What you should do: Every line below that holds the string "PLOS" should be copied.

Available data:
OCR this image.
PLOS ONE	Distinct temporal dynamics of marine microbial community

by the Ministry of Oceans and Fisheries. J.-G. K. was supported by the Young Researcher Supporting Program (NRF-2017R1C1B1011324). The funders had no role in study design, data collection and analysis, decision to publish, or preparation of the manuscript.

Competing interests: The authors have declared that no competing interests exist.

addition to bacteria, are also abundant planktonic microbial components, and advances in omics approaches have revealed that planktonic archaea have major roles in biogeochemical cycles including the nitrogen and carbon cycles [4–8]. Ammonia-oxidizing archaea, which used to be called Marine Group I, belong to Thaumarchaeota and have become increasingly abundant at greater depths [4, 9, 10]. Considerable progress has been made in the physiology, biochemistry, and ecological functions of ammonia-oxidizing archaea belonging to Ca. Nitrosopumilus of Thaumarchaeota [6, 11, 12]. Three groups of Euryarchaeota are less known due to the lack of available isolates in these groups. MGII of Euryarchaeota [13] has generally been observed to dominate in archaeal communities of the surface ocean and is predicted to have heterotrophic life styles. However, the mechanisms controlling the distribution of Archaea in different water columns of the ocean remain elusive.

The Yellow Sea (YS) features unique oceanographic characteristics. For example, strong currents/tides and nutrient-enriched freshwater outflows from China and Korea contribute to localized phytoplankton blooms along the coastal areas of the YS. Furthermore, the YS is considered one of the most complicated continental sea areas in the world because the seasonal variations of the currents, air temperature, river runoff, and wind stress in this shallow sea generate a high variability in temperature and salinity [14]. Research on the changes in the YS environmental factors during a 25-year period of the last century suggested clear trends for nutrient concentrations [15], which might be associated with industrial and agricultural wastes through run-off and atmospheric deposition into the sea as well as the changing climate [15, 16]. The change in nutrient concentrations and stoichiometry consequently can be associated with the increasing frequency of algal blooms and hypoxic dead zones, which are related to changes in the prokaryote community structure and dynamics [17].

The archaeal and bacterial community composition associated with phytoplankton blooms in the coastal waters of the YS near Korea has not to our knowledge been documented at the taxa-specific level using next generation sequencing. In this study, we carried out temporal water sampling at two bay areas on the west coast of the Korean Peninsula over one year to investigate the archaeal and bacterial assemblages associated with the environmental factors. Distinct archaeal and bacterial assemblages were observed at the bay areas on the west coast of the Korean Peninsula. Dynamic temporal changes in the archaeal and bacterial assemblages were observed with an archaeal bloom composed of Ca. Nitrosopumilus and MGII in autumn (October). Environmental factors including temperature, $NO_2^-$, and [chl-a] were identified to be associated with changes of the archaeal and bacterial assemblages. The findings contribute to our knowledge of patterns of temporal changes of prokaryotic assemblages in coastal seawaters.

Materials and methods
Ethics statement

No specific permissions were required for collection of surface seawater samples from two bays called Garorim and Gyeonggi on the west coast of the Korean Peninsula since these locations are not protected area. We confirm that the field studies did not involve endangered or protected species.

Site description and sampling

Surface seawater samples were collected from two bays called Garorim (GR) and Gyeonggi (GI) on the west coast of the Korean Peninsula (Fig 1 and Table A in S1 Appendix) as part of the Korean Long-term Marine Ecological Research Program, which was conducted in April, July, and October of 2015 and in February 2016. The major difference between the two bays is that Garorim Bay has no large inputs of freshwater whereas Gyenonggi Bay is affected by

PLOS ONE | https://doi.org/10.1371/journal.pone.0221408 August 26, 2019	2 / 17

Answer box:
PLOS ONE	Distinct temporal dynamics of marine microbial community
PLOS ONE | https://doi.org/10.1371/journal.pone.0221408 August 26, 2019	2 / 17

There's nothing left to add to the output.